╭─ Information shown
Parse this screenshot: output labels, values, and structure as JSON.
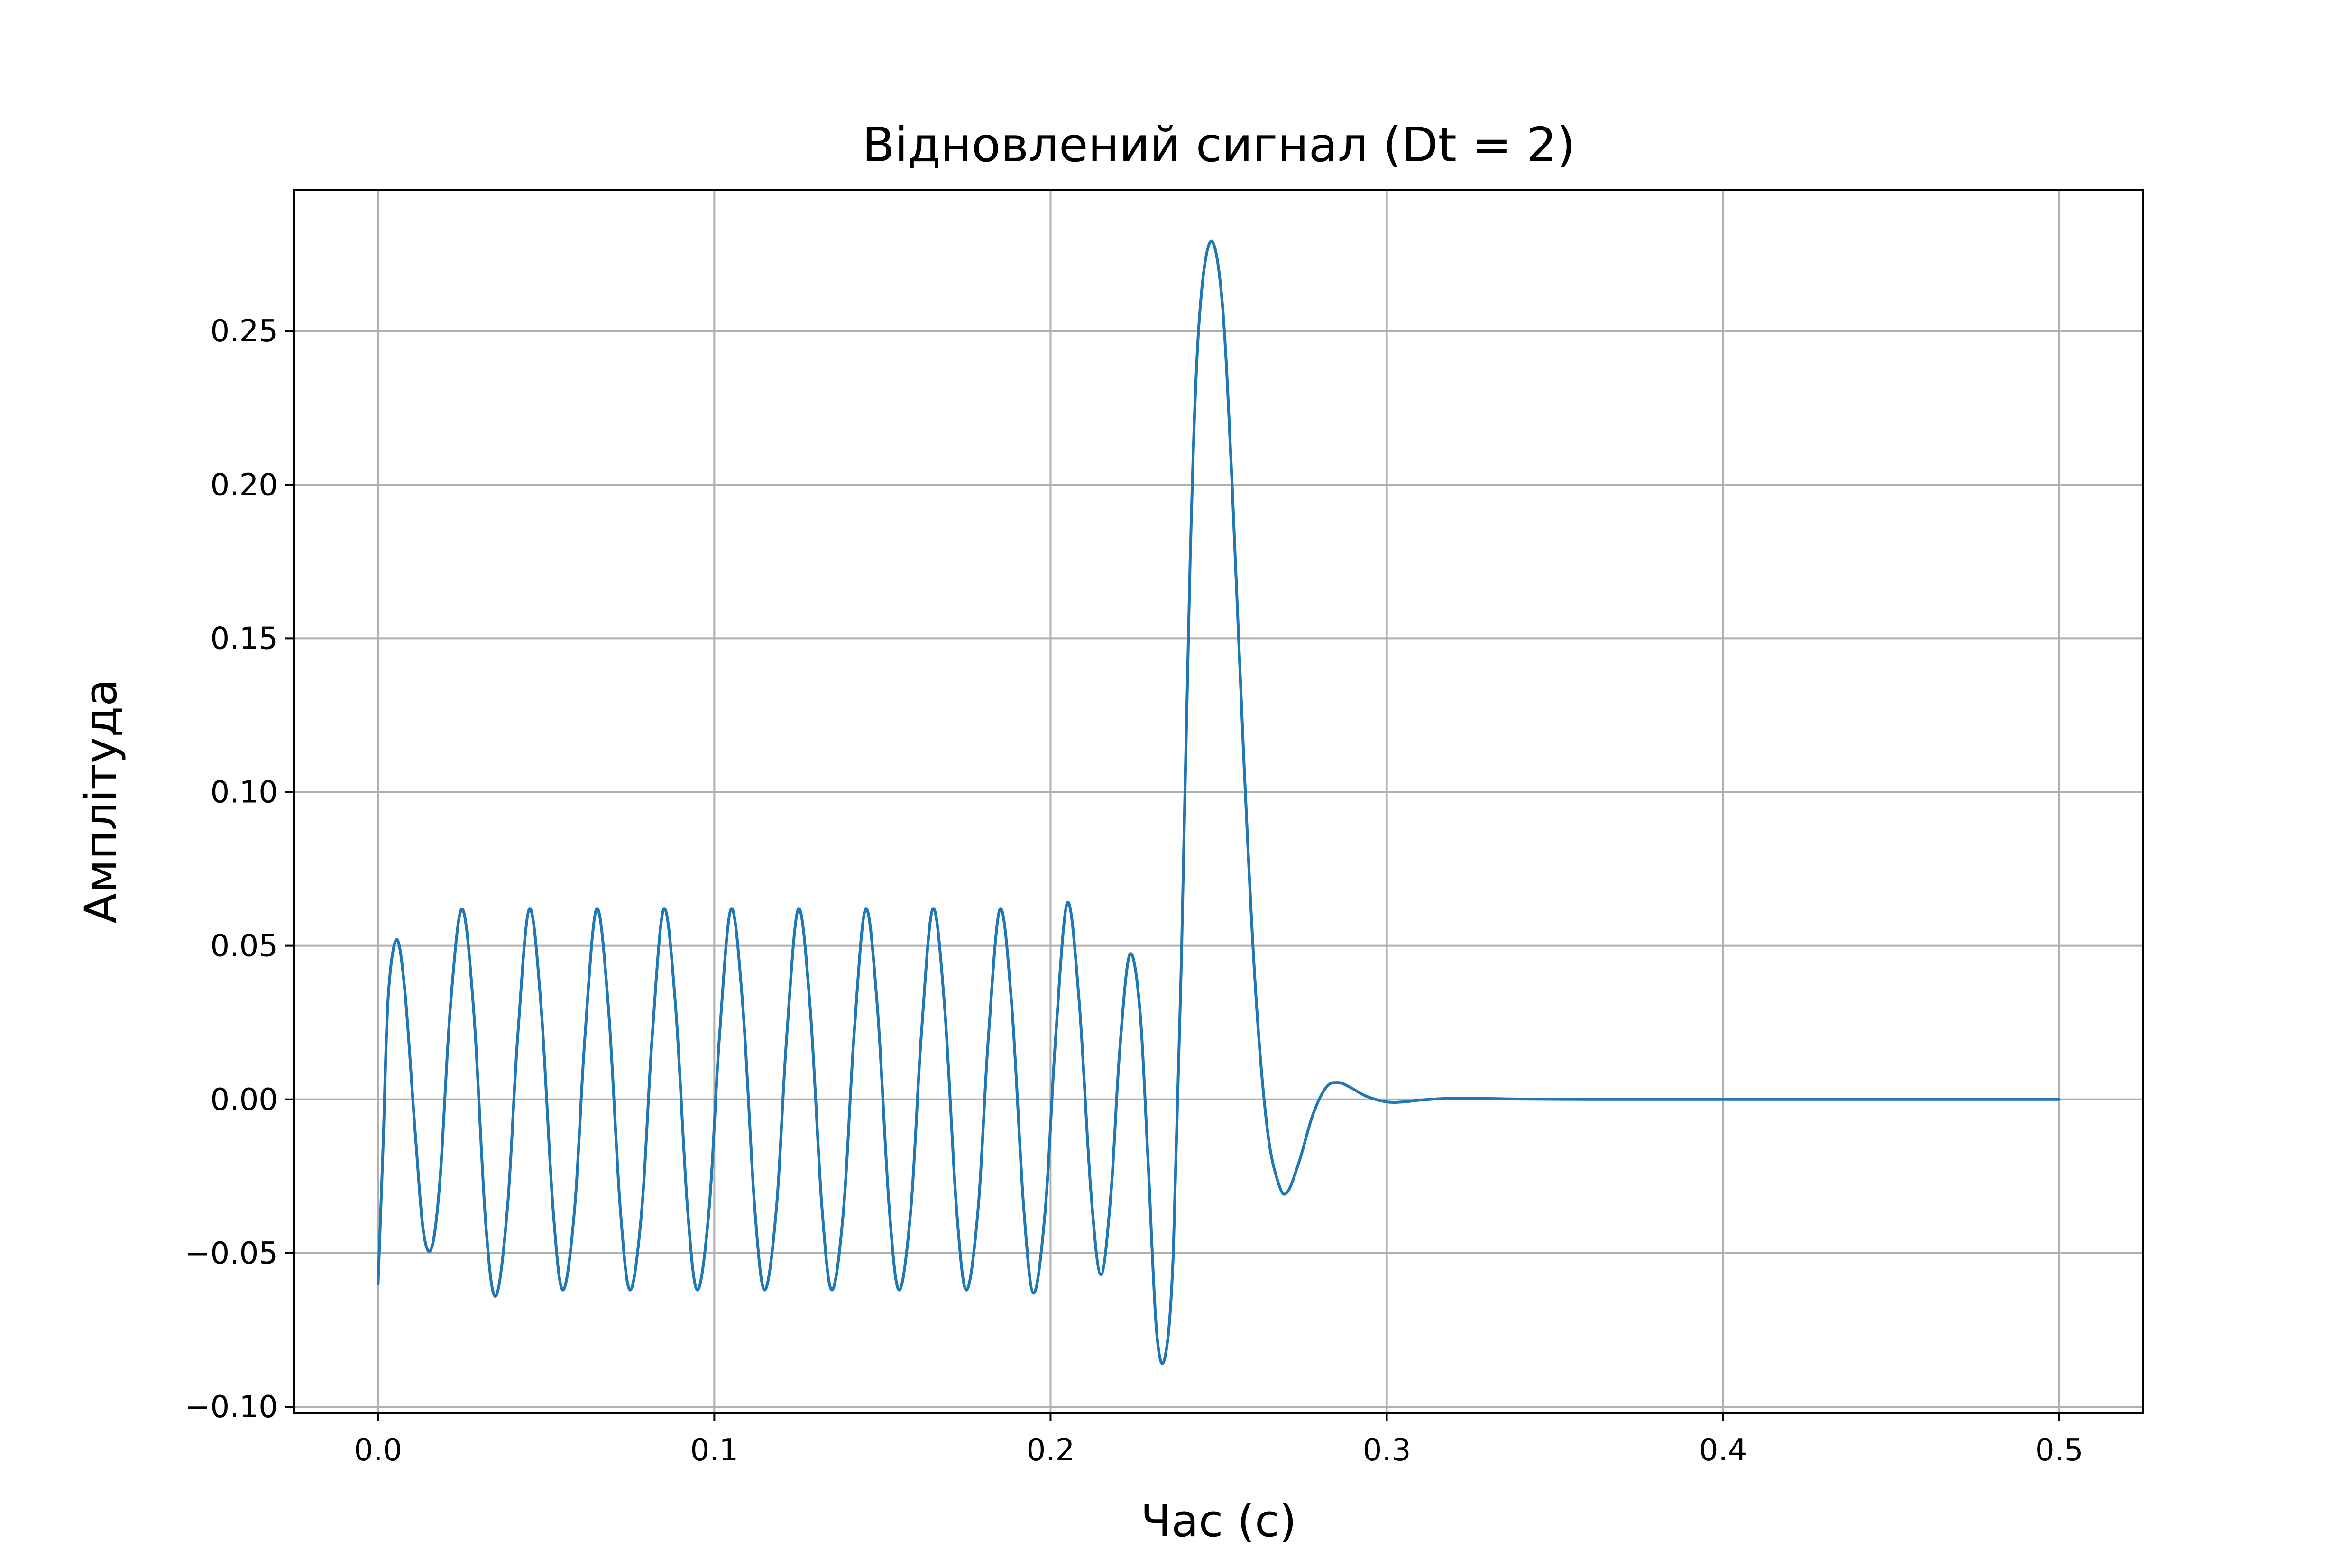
{
  "chart_data": {
    "type": "line",
    "title": "Відновлений сигнал (Dt = 2)",
    "xlabel": "Час (с)",
    "ylabel": "Амплітуда",
    "xlim": [
      -0.025,
      0.525
    ],
    "ylim": [
      -0.102,
      0.296
    ],
    "grid": true,
    "legend": "none",
    "line_color": "#1f77b4",
    "x_ticks": [
      {
        "value": 0.0,
        "label": "0.0"
      },
      {
        "value": 0.1,
        "label": "0.1"
      },
      {
        "value": 0.2,
        "label": "0.2"
      },
      {
        "value": 0.3,
        "label": "0.3"
      },
      {
        "value": 0.4,
        "label": "0.4"
      },
      {
        "value": 0.5,
        "label": "0.5"
      }
    ],
    "y_ticks": [
      {
        "value": -0.1,
        "label": "−0.10"
      },
      {
        "value": -0.05,
        "label": "−0.05"
      },
      {
        "value": 0.0,
        "label": "0.00"
      },
      {
        "value": 0.05,
        "label": "0.05"
      },
      {
        "value": 0.1,
        "label": "0.10"
      },
      {
        "value": 0.15,
        "label": "0.15"
      },
      {
        "value": 0.2,
        "label": "0.20"
      },
      {
        "value": 0.25,
        "label": "0.25"
      }
    ],
    "series": [
      {
        "values": [
          [
            0.0,
            -0.06
          ],
          [
            0.0015,
            -0.015
          ],
          [
            0.003,
            0.033
          ],
          [
            0.0055,
            0.052
          ],
          [
            0.008,
            0.035
          ],
          [
            0.011,
            -0.01
          ],
          [
            0.0135,
            -0.043
          ],
          [
            0.016,
            -0.048
          ],
          [
            0.0185,
            -0.025
          ],
          [
            0.0215,
            0.03
          ],
          [
            0.025,
            0.062
          ],
          [
            0.0285,
            0.028
          ],
          [
            0.032,
            -0.04
          ],
          [
            0.035,
            -0.064
          ],
          [
            0.0385,
            -0.035
          ],
          [
            0.0415,
            0.02
          ],
          [
            0.045,
            0.062
          ],
          [
            0.0485,
            0.03
          ],
          [
            0.052,
            -0.035
          ],
          [
            0.055,
            -0.062
          ],
          [
            0.0585,
            -0.035
          ],
          [
            0.0615,
            0.02
          ],
          [
            0.065,
            0.062
          ],
          [
            0.0685,
            0.03
          ],
          [
            0.072,
            -0.035
          ],
          [
            0.075,
            -0.062
          ],
          [
            0.0785,
            -0.035
          ],
          [
            0.0815,
            0.02
          ],
          [
            0.085,
            0.062
          ],
          [
            0.0885,
            0.03
          ],
          [
            0.092,
            -0.035
          ],
          [
            0.095,
            -0.062
          ],
          [
            0.0985,
            -0.035
          ],
          [
            0.1015,
            0.02
          ],
          [
            0.105,
            0.062
          ],
          [
            0.1085,
            0.03
          ],
          [
            0.112,
            -0.035
          ],
          [
            0.115,
            -0.062
          ],
          [
            0.1185,
            -0.035
          ],
          [
            0.1215,
            0.02
          ],
          [
            0.125,
            0.062
          ],
          [
            0.1285,
            0.03
          ],
          [
            0.132,
            -0.035
          ],
          [
            0.135,
            -0.062
          ],
          [
            0.1385,
            -0.035
          ],
          [
            0.1415,
            0.02
          ],
          [
            0.145,
            0.062
          ],
          [
            0.1485,
            0.03
          ],
          [
            0.152,
            -0.035
          ],
          [
            0.155,
            -0.062
          ],
          [
            0.1585,
            -0.035
          ],
          [
            0.1615,
            0.02
          ],
          [
            0.165,
            0.062
          ],
          [
            0.1685,
            0.03
          ],
          [
            0.172,
            -0.035
          ],
          [
            0.175,
            -0.062
          ],
          [
            0.1785,
            -0.035
          ],
          [
            0.1815,
            0.02
          ],
          [
            0.185,
            0.062
          ],
          [
            0.1885,
            0.03
          ],
          [
            0.192,
            -0.035
          ],
          [
            0.195,
            -0.063
          ],
          [
            0.1985,
            -0.035
          ],
          [
            0.2015,
            0.02
          ],
          [
            0.205,
            0.064
          ],
          [
            0.2085,
            0.032
          ],
          [
            0.212,
            -0.03
          ],
          [
            0.215,
            -0.057
          ],
          [
            0.218,
            -0.03
          ],
          [
            0.2205,
            0.015
          ],
          [
            0.2235,
            0.047
          ],
          [
            0.2265,
            0.03
          ],
          [
            0.229,
            -0.02
          ],
          [
            0.2315,
            -0.075
          ],
          [
            0.234,
            -0.084
          ],
          [
            0.2365,
            -0.05
          ],
          [
            0.239,
            0.05
          ],
          [
            0.2415,
            0.175
          ],
          [
            0.244,
            0.25
          ],
          [
            0.2475,
            0.279
          ],
          [
            0.251,
            0.26
          ],
          [
            0.254,
            0.2
          ],
          [
            0.2575,
            0.11
          ],
          [
            0.261,
            0.035
          ],
          [
            0.2645,
            -0.01
          ],
          [
            0.268,
            -0.028
          ],
          [
            0.2705,
            -0.03
          ],
          [
            0.274,
            -0.02
          ],
          [
            0.278,
            -0.005
          ],
          [
            0.282,
            0.004
          ],
          [
            0.2855,
            0.0055
          ],
          [
            0.289,
            0.004
          ],
          [
            0.294,
            0.001
          ],
          [
            0.3,
            -0.0008
          ],
          [
            0.305,
            -0.0008
          ],
          [
            0.31,
            -0.0002
          ],
          [
            0.32,
            0.0004
          ],
          [
            0.33,
            0.0003
          ],
          [
            0.34,
            0.0001
          ],
          [
            0.36,
            0.0
          ],
          [
            0.4,
            0.0
          ],
          [
            0.45,
            0.0
          ],
          [
            0.5,
            0.0
          ]
        ]
      }
    ]
  }
}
╰─
▶ _Exercise instructions_: Transcribe the records above exactly as they appear, leaving out any pictures.

▶ _Answer below_:
Parse this screenshot: output labels, values, and structure as JSON.
{
  "chart_data": {
    "type": "line",
    "title": "Відновлений сигнал (Dt = 2)",
    "xlabel": "Час (с)",
    "ylabel": "Амплітуда",
    "xlim": [
      -0.025,
      0.525
    ],
    "ylim": [
      -0.102,
      0.296
    ],
    "grid": true,
    "legend": "none",
    "line_color": "#1f77b4",
    "x_ticks": [
      {
        "value": 0.0,
        "label": "0.0"
      },
      {
        "value": 0.1,
        "label": "0.1"
      },
      {
        "value": 0.2,
        "label": "0.2"
      },
      {
        "value": 0.3,
        "label": "0.3"
      },
      {
        "value": 0.4,
        "label": "0.4"
      },
      {
        "value": 0.5,
        "label": "0.5"
      }
    ],
    "y_ticks": [
      {
        "value": -0.1,
        "label": "−0.10"
      },
      {
        "value": -0.05,
        "label": "−0.05"
      },
      {
        "value": 0.0,
        "label": "0.00"
      },
      {
        "value": 0.05,
        "label": "0.05"
      },
      {
        "value": 0.1,
        "label": "0.10"
      },
      {
        "value": 0.15,
        "label": "0.15"
      },
      {
        "value": 0.2,
        "label": "0.20"
      },
      {
        "value": 0.25,
        "label": "0.25"
      }
    ],
    "series": [
      {
        "values": [
          [
            0.0,
            -0.06
          ],
          [
            0.0015,
            -0.015
          ],
          [
            0.003,
            0.033
          ],
          [
            0.0055,
            0.052
          ],
          [
            0.008,
            0.035
          ],
          [
            0.011,
            -0.01
          ],
          [
            0.0135,
            -0.043
          ],
          [
            0.016,
            -0.048
          ],
          [
            0.0185,
            -0.025
          ],
          [
            0.0215,
            0.03
          ],
          [
            0.025,
            0.062
          ],
          [
            0.0285,
            0.028
          ],
          [
            0.032,
            -0.04
          ],
          [
            0.035,
            -0.064
          ],
          [
            0.0385,
            -0.035
          ],
          [
            0.0415,
            0.02
          ],
          [
            0.045,
            0.062
          ],
          [
            0.0485,
            0.03
          ],
          [
            0.052,
            -0.035
          ],
          [
            0.055,
            -0.062
          ],
          [
            0.0585,
            -0.035
          ],
          [
            0.0615,
            0.02
          ],
          [
            0.065,
            0.062
          ],
          [
            0.0685,
            0.03
          ],
          [
            0.072,
            -0.035
          ],
          [
            0.075,
            -0.062
          ],
          [
            0.0785,
            -0.035
          ],
          [
            0.0815,
            0.02
          ],
          [
            0.085,
            0.062
          ],
          [
            0.0885,
            0.03
          ],
          [
            0.092,
            -0.035
          ],
          [
            0.095,
            -0.062
          ],
          [
            0.0985,
            -0.035
          ],
          [
            0.1015,
            0.02
          ],
          [
            0.105,
            0.062
          ],
          [
            0.1085,
            0.03
          ],
          [
            0.112,
            -0.035
          ],
          [
            0.115,
            -0.062
          ],
          [
            0.1185,
            -0.035
          ],
          [
            0.1215,
            0.02
          ],
          [
            0.125,
            0.062
          ],
          [
            0.1285,
            0.03
          ],
          [
            0.132,
            -0.035
          ],
          [
            0.135,
            -0.062
          ],
          [
            0.1385,
            -0.035
          ],
          [
            0.1415,
            0.02
          ],
          [
            0.145,
            0.062
          ],
          [
            0.1485,
            0.03
          ],
          [
            0.152,
            -0.035
          ],
          [
            0.155,
            -0.062
          ],
          [
            0.1585,
            -0.035
          ],
          [
            0.1615,
            0.02
          ],
          [
            0.165,
            0.062
          ],
          [
            0.1685,
            0.03
          ],
          [
            0.172,
            -0.035
          ],
          [
            0.175,
            -0.062
          ],
          [
            0.1785,
            -0.035
          ],
          [
            0.1815,
            0.02
          ],
          [
            0.185,
            0.062
          ],
          [
            0.1885,
            0.03
          ],
          [
            0.192,
            -0.035
          ],
          [
            0.195,
            -0.063
          ],
          [
            0.1985,
            -0.035
          ],
          [
            0.2015,
            0.02
          ],
          [
            0.205,
            0.064
          ],
          [
            0.2085,
            0.032
          ],
          [
            0.212,
            -0.03
          ],
          [
            0.215,
            -0.057
          ],
          [
            0.218,
            -0.03
          ],
          [
            0.2205,
            0.015
          ],
          [
            0.2235,
            0.047
          ],
          [
            0.2265,
            0.03
          ],
          [
            0.229,
            -0.02
          ],
          [
            0.2315,
            -0.075
          ],
          [
            0.234,
            -0.084
          ],
          [
            0.2365,
            -0.05
          ],
          [
            0.239,
            0.05
          ],
          [
            0.2415,
            0.175
          ],
          [
            0.244,
            0.25
          ],
          [
            0.2475,
            0.279
          ],
          [
            0.251,
            0.26
          ],
          [
            0.254,
            0.2
          ],
          [
            0.2575,
            0.11
          ],
          [
            0.261,
            0.035
          ],
          [
            0.2645,
            -0.01
          ],
          [
            0.268,
            -0.028
          ],
          [
            0.2705,
            -0.03
          ],
          [
            0.274,
            -0.02
          ],
          [
            0.278,
            -0.005
          ],
          [
            0.282,
            0.004
          ],
          [
            0.2855,
            0.0055
          ],
          [
            0.289,
            0.004
          ],
          [
            0.294,
            0.001
          ],
          [
            0.3,
            -0.0008
          ],
          [
            0.305,
            -0.0008
          ],
          [
            0.31,
            -0.0002
          ],
          [
            0.32,
            0.0004
          ],
          [
            0.33,
            0.0003
          ],
          [
            0.34,
            0.0001
          ],
          [
            0.36,
            0.0
          ],
          [
            0.4,
            0.0
          ],
          [
            0.45,
            0.0
          ],
          [
            0.5,
            0.0
          ]
        ]
      }
    ]
  }
}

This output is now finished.